■ WHAT THE TASK REQUIRES
Every line with the word "PLATE" in it should be extracted from the data that follows.

■ AVAILABLE DATA
=====

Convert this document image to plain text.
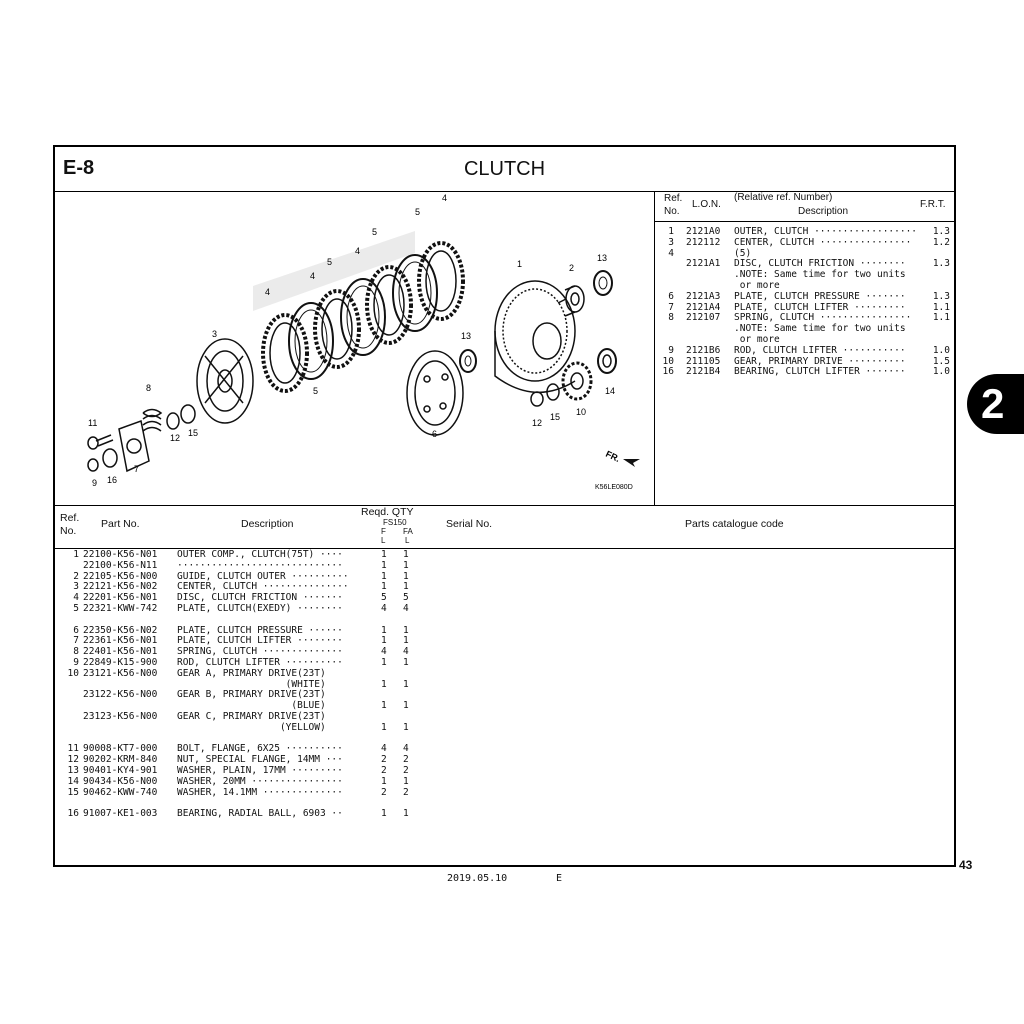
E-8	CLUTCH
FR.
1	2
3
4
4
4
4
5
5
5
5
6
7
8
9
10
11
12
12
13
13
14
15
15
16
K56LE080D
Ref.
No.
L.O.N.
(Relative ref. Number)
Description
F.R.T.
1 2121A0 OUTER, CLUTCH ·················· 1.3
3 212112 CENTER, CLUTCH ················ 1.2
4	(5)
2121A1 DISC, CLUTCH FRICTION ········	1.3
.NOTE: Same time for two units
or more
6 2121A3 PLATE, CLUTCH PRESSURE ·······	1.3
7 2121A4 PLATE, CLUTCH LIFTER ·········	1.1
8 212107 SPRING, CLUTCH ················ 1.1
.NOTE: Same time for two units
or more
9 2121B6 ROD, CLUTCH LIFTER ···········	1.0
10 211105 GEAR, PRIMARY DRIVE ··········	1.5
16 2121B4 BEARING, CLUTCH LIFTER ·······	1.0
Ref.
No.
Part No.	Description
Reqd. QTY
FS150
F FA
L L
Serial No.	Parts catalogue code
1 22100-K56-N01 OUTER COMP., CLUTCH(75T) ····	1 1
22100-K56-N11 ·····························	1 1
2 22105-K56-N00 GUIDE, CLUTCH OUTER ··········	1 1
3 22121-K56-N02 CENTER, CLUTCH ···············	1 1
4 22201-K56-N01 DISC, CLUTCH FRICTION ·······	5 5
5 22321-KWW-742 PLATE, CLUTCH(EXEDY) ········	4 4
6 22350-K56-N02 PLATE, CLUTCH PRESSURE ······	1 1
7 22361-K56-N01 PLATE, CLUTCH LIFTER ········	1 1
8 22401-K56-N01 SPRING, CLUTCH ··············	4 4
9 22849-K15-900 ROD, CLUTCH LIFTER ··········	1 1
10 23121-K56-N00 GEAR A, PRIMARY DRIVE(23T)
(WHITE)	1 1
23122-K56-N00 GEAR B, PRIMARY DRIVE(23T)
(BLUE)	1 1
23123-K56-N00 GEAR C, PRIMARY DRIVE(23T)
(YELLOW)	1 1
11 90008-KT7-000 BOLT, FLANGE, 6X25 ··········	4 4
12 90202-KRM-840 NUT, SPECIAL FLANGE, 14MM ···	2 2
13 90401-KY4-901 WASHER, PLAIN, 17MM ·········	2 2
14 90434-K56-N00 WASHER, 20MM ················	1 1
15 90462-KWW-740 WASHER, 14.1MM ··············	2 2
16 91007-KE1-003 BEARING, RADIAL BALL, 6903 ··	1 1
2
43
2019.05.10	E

=====

■ SOLUTION
6 2121A3 PLATE, CLUTCH PRESSURE ·······	1.3
7 2121A4 PLATE, CLUTCH LIFTER ·········	1.1
5 22321-KWW-742 PLATE, CLUTCH(EXEDY) ········	4 4
6 22350-K56-N02 PLATE, CLUTCH PRESSURE ······	1 1
7 22361-K56-N01 PLATE, CLUTCH LIFTER ········	1 1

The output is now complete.